**Provided material**
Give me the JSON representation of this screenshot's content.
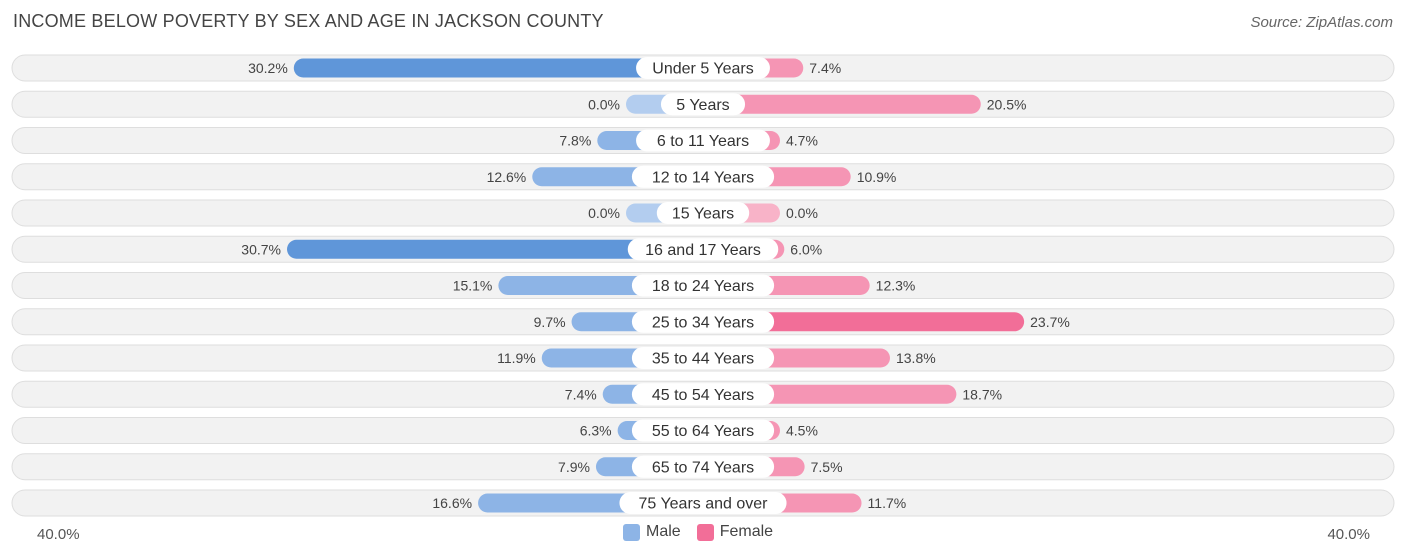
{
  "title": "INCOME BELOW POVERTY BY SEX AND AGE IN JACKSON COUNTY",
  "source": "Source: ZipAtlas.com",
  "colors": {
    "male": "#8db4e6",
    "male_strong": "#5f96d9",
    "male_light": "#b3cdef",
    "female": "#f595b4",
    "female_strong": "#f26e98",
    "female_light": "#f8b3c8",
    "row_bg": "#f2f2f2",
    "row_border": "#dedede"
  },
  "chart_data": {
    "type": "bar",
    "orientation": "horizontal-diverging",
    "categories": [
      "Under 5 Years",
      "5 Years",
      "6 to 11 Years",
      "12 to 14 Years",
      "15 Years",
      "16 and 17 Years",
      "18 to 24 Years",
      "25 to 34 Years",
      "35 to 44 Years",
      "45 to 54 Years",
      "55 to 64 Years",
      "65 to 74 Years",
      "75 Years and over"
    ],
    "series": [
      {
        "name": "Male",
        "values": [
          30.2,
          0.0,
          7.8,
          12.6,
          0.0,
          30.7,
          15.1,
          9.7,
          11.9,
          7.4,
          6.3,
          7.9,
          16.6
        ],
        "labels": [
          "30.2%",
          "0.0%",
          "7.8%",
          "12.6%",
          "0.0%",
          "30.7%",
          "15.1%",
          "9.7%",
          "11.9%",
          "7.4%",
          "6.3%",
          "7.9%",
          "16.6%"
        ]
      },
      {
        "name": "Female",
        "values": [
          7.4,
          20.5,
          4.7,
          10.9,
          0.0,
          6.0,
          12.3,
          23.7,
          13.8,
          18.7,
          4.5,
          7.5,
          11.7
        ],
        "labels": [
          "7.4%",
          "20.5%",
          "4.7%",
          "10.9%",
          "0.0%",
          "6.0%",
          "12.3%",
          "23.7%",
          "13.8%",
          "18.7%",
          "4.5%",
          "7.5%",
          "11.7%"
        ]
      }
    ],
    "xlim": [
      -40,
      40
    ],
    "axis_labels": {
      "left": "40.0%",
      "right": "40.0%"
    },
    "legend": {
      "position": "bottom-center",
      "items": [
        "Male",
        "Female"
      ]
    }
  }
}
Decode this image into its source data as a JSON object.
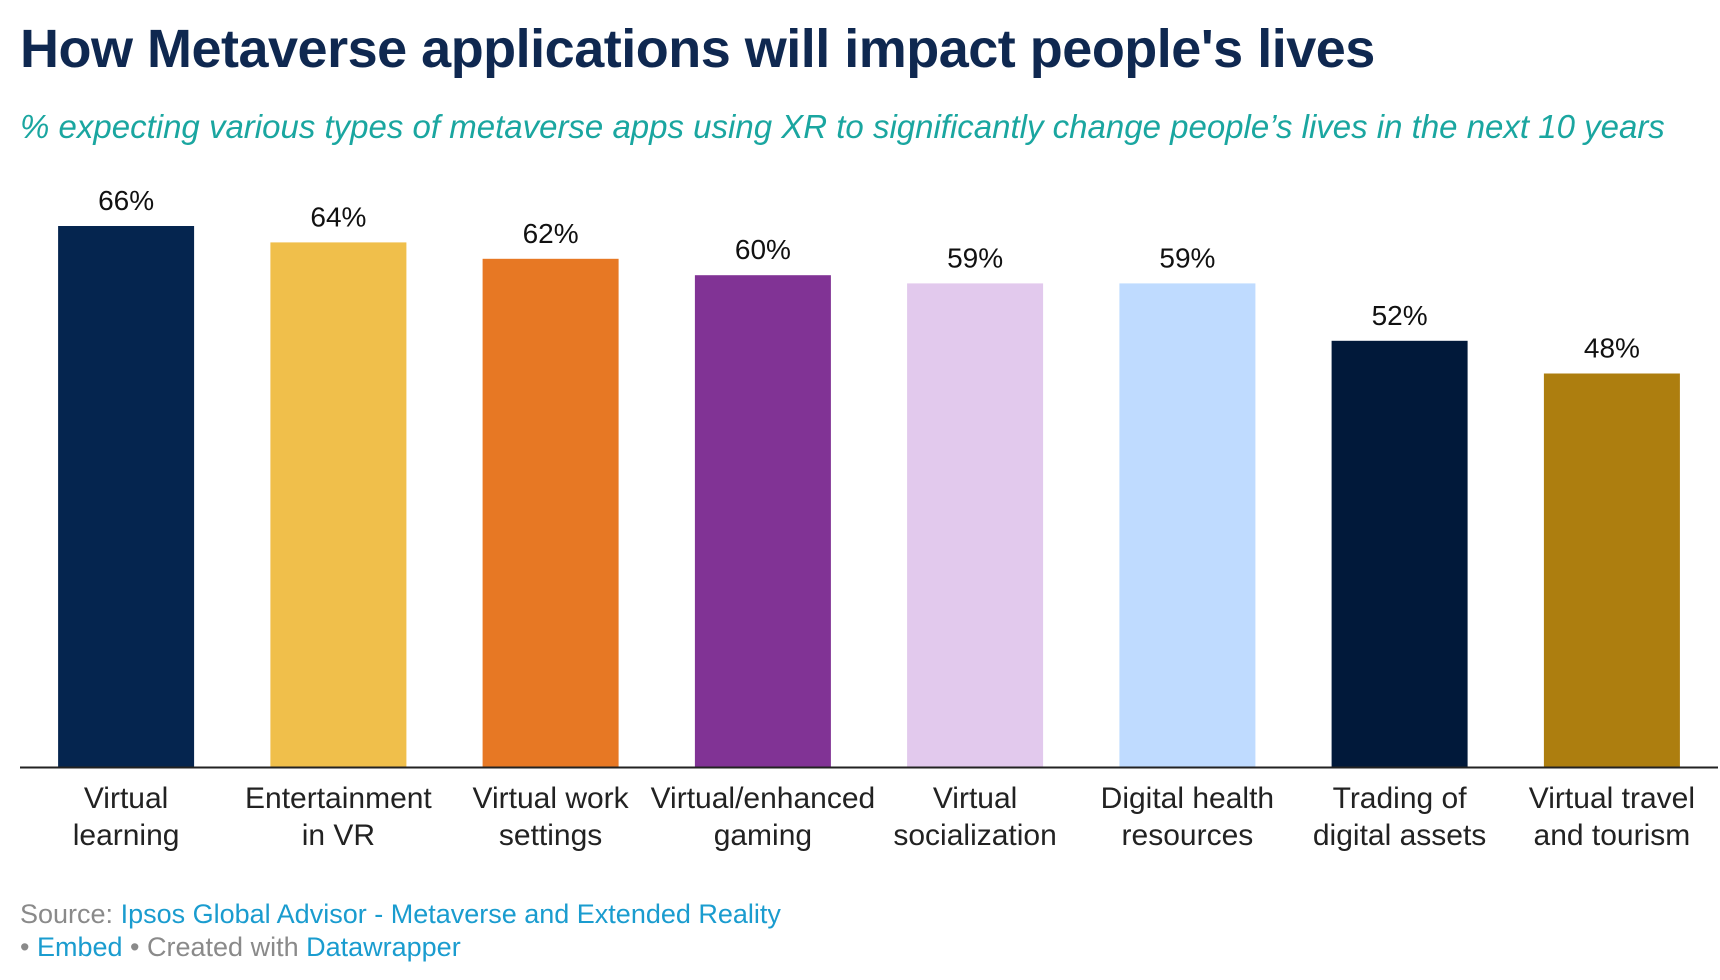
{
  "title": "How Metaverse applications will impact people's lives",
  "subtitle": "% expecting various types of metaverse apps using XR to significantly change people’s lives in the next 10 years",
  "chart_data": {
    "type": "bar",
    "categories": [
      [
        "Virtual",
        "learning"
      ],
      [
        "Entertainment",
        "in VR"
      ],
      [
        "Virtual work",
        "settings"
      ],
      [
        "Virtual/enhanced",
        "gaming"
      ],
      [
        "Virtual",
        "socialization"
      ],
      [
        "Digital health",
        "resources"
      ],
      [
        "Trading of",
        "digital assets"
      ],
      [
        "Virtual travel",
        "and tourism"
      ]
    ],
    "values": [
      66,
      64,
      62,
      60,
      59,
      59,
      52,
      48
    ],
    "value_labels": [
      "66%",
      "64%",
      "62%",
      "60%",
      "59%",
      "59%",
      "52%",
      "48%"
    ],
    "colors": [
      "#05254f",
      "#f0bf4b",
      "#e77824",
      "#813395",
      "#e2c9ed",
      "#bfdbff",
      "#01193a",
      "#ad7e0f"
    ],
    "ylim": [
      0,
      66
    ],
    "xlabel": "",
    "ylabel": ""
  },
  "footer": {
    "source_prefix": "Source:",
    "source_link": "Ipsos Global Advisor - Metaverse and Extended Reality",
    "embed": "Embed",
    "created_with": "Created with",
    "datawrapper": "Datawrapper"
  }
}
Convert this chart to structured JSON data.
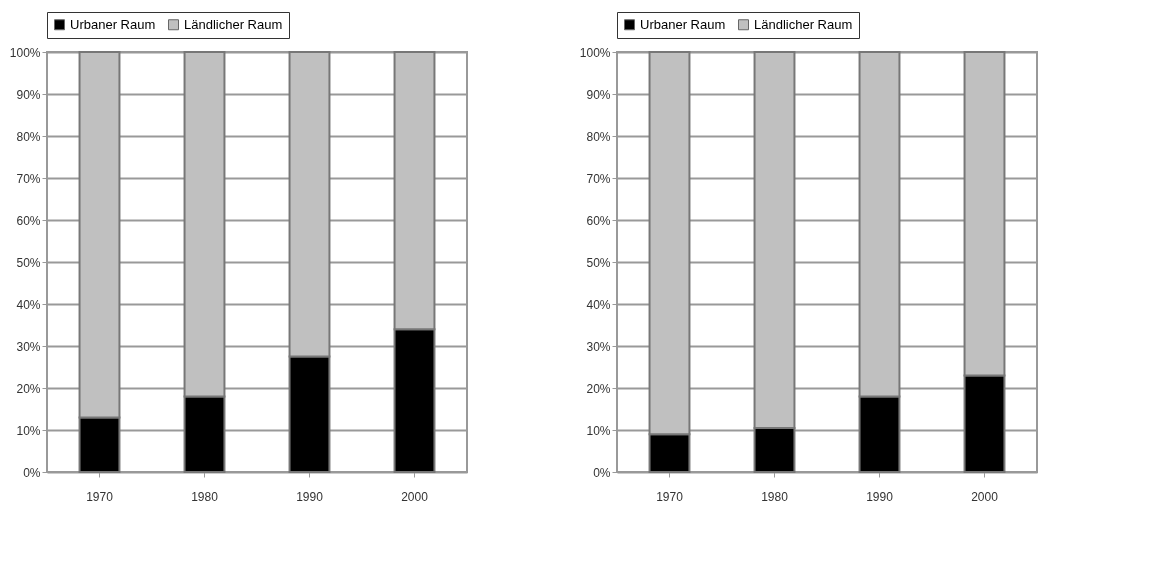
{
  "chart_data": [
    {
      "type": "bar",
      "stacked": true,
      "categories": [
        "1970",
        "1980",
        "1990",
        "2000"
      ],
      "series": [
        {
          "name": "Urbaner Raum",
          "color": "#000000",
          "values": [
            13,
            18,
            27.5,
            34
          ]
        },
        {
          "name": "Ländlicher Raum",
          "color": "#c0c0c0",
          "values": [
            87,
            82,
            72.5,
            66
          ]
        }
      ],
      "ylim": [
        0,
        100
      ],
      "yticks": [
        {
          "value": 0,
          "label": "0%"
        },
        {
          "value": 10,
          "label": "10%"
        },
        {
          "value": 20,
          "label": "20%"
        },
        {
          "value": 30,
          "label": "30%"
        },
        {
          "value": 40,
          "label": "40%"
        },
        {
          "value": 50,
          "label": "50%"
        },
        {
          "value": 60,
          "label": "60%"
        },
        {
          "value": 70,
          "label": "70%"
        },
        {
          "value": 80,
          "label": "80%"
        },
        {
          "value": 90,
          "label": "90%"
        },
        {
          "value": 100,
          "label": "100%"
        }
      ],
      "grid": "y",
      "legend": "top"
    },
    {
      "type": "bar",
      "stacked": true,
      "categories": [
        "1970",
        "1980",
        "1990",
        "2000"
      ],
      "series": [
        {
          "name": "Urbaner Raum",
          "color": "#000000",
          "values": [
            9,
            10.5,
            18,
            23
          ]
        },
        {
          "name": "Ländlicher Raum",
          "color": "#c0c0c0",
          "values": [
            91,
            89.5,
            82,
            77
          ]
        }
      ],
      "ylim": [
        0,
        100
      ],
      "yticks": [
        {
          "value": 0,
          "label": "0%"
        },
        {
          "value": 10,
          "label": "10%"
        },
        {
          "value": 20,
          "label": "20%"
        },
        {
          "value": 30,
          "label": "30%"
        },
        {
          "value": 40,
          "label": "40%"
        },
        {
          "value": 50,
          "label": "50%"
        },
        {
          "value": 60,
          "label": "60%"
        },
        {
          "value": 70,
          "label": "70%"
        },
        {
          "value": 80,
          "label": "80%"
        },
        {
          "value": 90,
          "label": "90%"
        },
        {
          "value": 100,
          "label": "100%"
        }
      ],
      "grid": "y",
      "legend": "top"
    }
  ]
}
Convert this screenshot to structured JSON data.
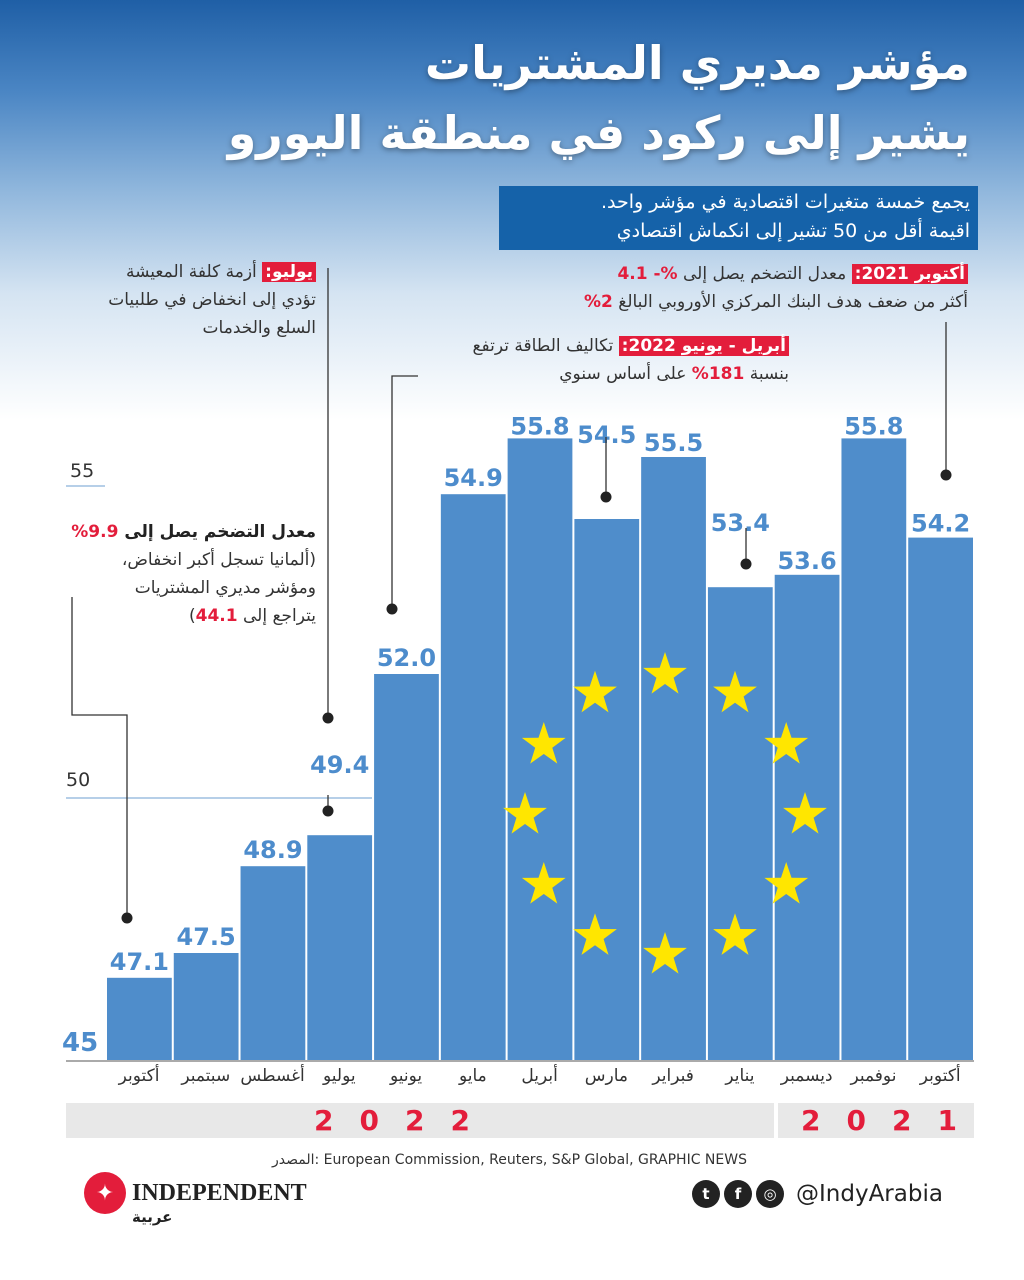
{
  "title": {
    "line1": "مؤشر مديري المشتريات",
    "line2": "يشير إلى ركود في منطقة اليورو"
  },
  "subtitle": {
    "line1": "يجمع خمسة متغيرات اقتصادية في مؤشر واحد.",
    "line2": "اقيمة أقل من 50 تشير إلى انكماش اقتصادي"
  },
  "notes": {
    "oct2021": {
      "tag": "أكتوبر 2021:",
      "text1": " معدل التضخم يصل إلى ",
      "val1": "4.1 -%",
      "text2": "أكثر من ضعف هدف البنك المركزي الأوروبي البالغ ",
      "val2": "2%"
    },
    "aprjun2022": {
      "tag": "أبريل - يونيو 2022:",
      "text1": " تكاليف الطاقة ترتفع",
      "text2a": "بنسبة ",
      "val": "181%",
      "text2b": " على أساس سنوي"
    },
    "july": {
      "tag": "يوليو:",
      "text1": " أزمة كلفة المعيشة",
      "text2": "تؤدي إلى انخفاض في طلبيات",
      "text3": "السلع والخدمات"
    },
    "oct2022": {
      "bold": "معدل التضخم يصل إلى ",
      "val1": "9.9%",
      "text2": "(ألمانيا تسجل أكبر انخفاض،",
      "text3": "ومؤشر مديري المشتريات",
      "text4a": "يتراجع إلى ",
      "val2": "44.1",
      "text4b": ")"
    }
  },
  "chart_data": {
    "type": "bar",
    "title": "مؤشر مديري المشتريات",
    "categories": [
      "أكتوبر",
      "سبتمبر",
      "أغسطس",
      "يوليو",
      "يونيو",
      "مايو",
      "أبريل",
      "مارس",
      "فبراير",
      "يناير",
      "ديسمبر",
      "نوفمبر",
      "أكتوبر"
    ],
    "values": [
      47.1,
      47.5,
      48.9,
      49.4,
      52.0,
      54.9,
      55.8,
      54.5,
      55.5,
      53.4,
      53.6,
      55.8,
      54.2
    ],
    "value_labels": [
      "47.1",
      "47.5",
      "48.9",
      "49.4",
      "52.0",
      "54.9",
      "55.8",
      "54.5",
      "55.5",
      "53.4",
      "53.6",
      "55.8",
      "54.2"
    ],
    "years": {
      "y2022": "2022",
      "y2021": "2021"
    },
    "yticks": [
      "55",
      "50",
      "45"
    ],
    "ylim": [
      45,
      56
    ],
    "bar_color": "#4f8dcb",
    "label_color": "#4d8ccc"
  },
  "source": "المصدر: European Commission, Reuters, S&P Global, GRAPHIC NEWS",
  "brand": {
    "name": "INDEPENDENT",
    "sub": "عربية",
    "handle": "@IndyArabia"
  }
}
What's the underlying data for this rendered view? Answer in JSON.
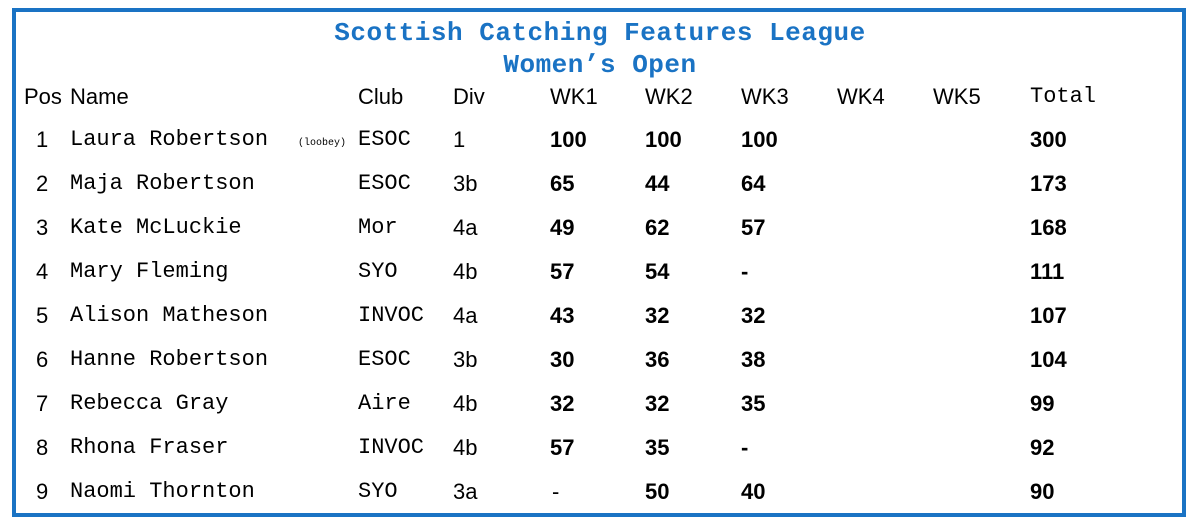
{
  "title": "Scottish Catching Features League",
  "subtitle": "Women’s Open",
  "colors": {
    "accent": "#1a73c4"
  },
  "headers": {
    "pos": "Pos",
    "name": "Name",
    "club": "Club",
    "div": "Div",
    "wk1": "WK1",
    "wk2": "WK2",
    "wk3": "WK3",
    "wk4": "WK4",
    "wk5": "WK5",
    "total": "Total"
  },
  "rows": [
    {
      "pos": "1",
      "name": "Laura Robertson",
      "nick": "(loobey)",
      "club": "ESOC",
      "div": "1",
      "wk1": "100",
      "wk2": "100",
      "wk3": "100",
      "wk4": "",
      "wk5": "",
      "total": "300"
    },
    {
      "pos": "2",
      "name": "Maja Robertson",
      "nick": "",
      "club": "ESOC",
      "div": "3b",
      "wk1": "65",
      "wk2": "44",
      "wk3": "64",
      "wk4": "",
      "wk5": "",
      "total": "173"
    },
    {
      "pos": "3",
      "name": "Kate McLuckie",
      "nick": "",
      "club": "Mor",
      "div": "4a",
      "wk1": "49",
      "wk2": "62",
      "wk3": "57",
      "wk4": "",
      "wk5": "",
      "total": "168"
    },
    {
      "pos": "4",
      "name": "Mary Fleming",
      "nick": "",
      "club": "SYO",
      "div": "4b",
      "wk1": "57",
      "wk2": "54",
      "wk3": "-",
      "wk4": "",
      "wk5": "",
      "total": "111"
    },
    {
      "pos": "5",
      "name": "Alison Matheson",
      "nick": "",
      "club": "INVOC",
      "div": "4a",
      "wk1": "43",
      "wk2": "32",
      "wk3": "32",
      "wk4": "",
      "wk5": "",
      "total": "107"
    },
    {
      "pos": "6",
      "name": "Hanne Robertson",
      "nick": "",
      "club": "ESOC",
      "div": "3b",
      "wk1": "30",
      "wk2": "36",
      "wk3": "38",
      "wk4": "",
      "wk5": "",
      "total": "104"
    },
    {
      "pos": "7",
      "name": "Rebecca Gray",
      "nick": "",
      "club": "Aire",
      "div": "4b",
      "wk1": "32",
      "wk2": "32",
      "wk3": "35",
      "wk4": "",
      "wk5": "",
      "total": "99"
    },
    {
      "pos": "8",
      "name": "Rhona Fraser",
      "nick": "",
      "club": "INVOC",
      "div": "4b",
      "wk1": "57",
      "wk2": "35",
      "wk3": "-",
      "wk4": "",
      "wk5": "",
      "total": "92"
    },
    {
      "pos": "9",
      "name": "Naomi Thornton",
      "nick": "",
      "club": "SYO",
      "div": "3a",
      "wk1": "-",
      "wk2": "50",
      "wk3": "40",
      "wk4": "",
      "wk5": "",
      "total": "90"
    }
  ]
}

**Problem description**
Search the preceding listing for "معدل" and extract every line where it is found.

**Result of this exercise**
      "text1": " معدل التضخم يصل إلى ",
      "bold": "معدل التضخم يصل إلى ",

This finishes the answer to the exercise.